* _YOUR INSTRUCTIONS_: Return the listing below verbatim. Pictures do not belong in the copy.

* _DATA FOR PROCESSING_:
********
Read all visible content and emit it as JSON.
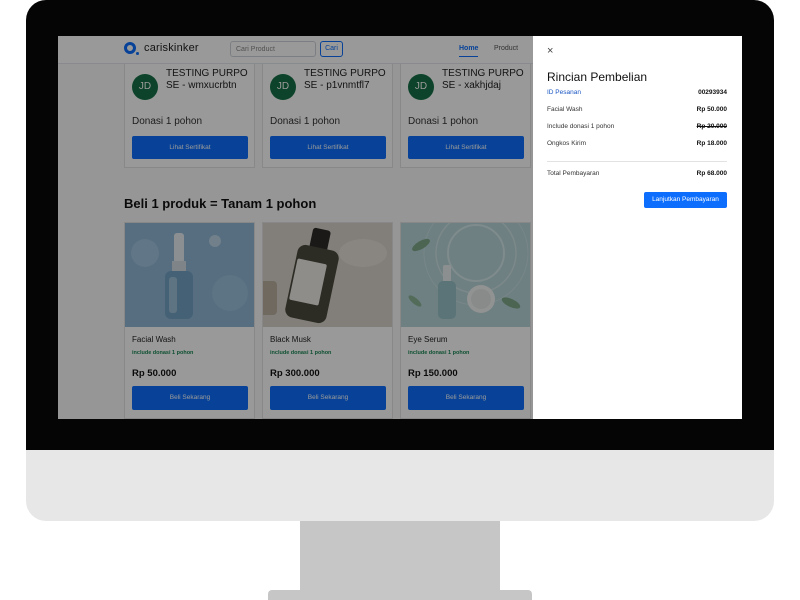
{
  "site": {
    "brand": "cariskinker",
    "search_placeholder": "Cari Product",
    "search_button": "Cari",
    "nav": {
      "home": "Home",
      "product": "Product"
    }
  },
  "certificates": [
    {
      "initials": "JD",
      "name": "TESTING PURPOSE - wmxucrbtn",
      "donation": "Donasi 1 pohon",
      "button": "Lihat Sertifikat"
    },
    {
      "initials": "JD",
      "name": "TESTING PURPOSE - p1vnmtfl7",
      "donation": "Donasi 1 pohon",
      "button": "Lihat Sertifikat"
    },
    {
      "initials": "JD",
      "name": "TESTING PURPOSE - xakhjdaj",
      "donation": "Donasi 1 pohon",
      "button": "Lihat Sertifikat"
    }
  ],
  "section_title": "Beli 1 produk = Tanam 1 pohon",
  "products": [
    {
      "name": "Facial Wash",
      "donation": "include donasi 1 pohon",
      "price": "Rp 50.000",
      "button": "Beli Sekarang"
    },
    {
      "name": "Black Musk",
      "donation": "include donasi 1 pohon",
      "price": "Rp 300.000",
      "button": "Beli Sekarang"
    },
    {
      "name": "Eye Serum",
      "donation": "include donasi 1 pohon",
      "price": "Rp 150.000",
      "button": "Beli Sekarang"
    }
  ],
  "panel": {
    "close": "×",
    "title": "Rincian Pembelian",
    "rows": [
      {
        "label": "ID Pesanan",
        "value": "00293934"
      },
      {
        "label": "Facial Wash",
        "value": "Rp 50.000"
      },
      {
        "label": "Include donasi 1 pohon",
        "value": "Rp 20.000"
      },
      {
        "label": "Ongkos Kirim",
        "value": "Rp 18.000"
      }
    ],
    "total_label": "Total Pembayaran",
    "total_value": "Rp 68.000",
    "continue_button": "Lanjutkan Pembayaran"
  },
  "colors": {
    "primary": "#0d6efd",
    "avatar": "#157046",
    "donation_text": "#198754"
  }
}
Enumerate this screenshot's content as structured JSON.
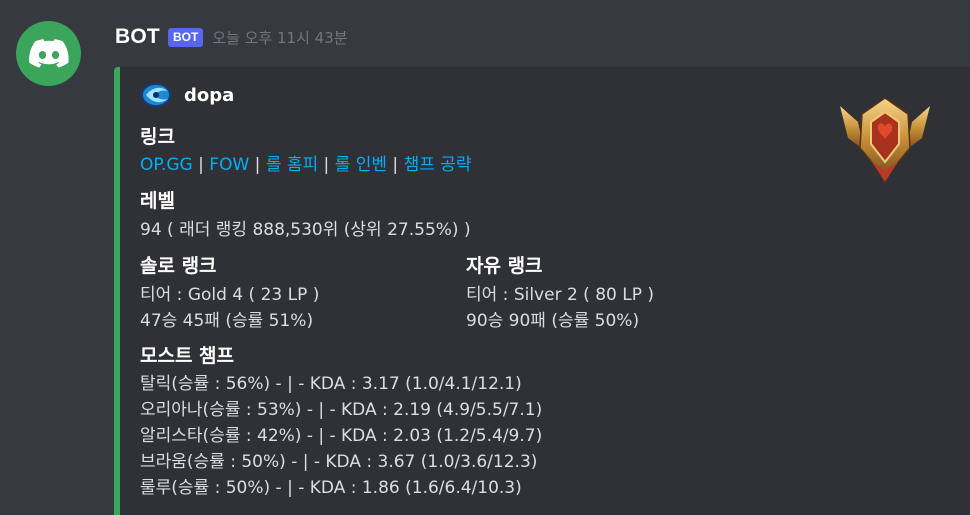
{
  "message": {
    "username": "BOT",
    "bot_tag": "BOT",
    "timestamp": "오늘 오후 11시 43분"
  },
  "embed": {
    "accent_color": "#3ba55c",
    "author": {
      "name": "dopa",
      "icon": "summoner-profile-icon"
    },
    "thumbnail": "gold-rank-emblem",
    "fields": {
      "link": {
        "name": "링크",
        "links": [
          "OP.GG",
          "FOW",
          "롤 홈피",
          "롤 인벤",
          "챔프 공략"
        ],
        "separator": "|"
      },
      "level": {
        "name": "레벨",
        "value": "94 ( 래더 랭킹 888,530위 (상위 27.55%) )"
      },
      "solo_rank": {
        "name": "솔로 랭크",
        "tier": "티어 : Gold 4 ( 23 LP )",
        "record": "47승 45패 (승률 51%)"
      },
      "flex_rank": {
        "name": "자유 랭크",
        "tier": "티어 : Silver 2 ( 80 LP )",
        "record": "90승 90패 (승률 50%)"
      },
      "most_champs": {
        "name": "모스트 챔프",
        "lines": [
          "탈릭(승률 : 56%) - | - KDA : 3.17 (1.0/4.1/12.1)",
          "오리아나(승률 : 53%) - | - KDA : 2.19 (4.9/5.5/7.1)",
          "알리스타(승률 : 42%) - | - KDA : 2.03 (1.2/5.4/9.7)",
          "브라움(승률 : 50%) - | - KDA : 3.67 (1.0/3.6/12.3)",
          "룰루(승률 : 50%) - | - KDA : 1.86 (1.6/6.4/10.3)"
        ]
      }
    }
  }
}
********
* _RESPONSE FOR THIS EXERCISE_:
Read all visible content and emit it as JSON.
{
  "site": {
    "brand": "cariskinker",
    "search_placeholder": "Cari Product",
    "search_button": "Cari",
    "nav": {
      "home": "Home",
      "product": "Product"
    }
  },
  "certificates": [
    {
      "initials": "JD",
      "name": "TESTING PURPOSE - wmxucrbtn",
      "donation": "Donasi 1 pohon",
      "button": "Lihat Sertifikat"
    },
    {
      "initials": "JD",
      "name": "TESTING PURPOSE - p1vnmtfl7",
      "donation": "Donasi 1 pohon",
      "button": "Lihat Sertifikat"
    },
    {
      "initials": "JD",
      "name": "TESTING PURPOSE - xakhjdaj",
      "donation": "Donasi 1 pohon",
      "button": "Lihat Sertifikat"
    }
  ],
  "section_title": "Beli 1 produk = Tanam 1 pohon",
  "products": [
    {
      "name": "Facial Wash",
      "donation": "include donasi 1 pohon",
      "price": "Rp 50.000",
      "button": "Beli Sekarang"
    },
    {
      "name": "Black Musk",
      "donation": "include donasi 1 pohon",
      "price": "Rp 300.000",
      "button": "Beli Sekarang"
    },
    {
      "name": "Eye Serum",
      "donation": "include donasi 1 pohon",
      "price": "Rp 150.000",
      "button": "Beli Sekarang"
    }
  ],
  "panel": {
    "close": "×",
    "title": "Rincian Pembelian",
    "rows": [
      {
        "label": "ID Pesanan",
        "value": "00293934"
      },
      {
        "label": "Facial Wash",
        "value": "Rp 50.000"
      },
      {
        "label": "Include donasi 1 pohon",
        "value": "Rp 20.000"
      },
      {
        "label": "Ongkos Kirim",
        "value": "Rp 18.000"
      }
    ],
    "total_label": "Total Pembayaran",
    "total_value": "Rp 68.000",
    "continue_button": "Lanjutkan Pembayaran"
  },
  "colors": {
    "primary": "#0d6efd",
    "avatar": "#157046",
    "donation_text": "#198754"
  }
}
Enumerate this screenshot's content as structured JSON.
{
  "message": {
    "username": "BOT",
    "bot_tag": "BOT",
    "timestamp": "오늘 오후 11시 43분"
  },
  "embed": {
    "accent_color": "#3ba55c",
    "author": {
      "name": "dopa",
      "icon": "summoner-profile-icon"
    },
    "thumbnail": "gold-rank-emblem",
    "fields": {
      "link": {
        "name": "링크",
        "links": [
          "OP.GG",
          "FOW",
          "롤 홈피",
          "롤 인벤",
          "챔프 공략"
        ],
        "separator": "|"
      },
      "level": {
        "name": "레벨",
        "value": "94 ( 래더 랭킹 888,530위 (상위 27.55%) )"
      },
      "solo_rank": {
        "name": "솔로 랭크",
        "tier": "티어 : Gold 4 ( 23 LP )",
        "record": "47승 45패 (승률 51%)"
      },
      "flex_rank": {
        "name": "자유 랭크",
        "tier": "티어 : Silver 2 ( 80 LP )",
        "record": "90승 90패 (승률 50%)"
      },
      "most_champs": {
        "name": "모스트 챔프",
        "lines": [
          "탈릭(승률 : 56%) - | - KDA : 3.17 (1.0/4.1/12.1)",
          "오리아나(승률 : 53%) - | - KDA : 2.19 (4.9/5.5/7.1)",
          "알리스타(승률 : 42%) - | - KDA : 2.03 (1.2/5.4/9.7)",
          "브라움(승률 : 50%) - | - KDA : 3.67 (1.0/3.6/12.3)",
          "룰루(승률 : 50%) - | - KDA : 1.86 (1.6/6.4/10.3)"
        ]
      }
    }
  }
}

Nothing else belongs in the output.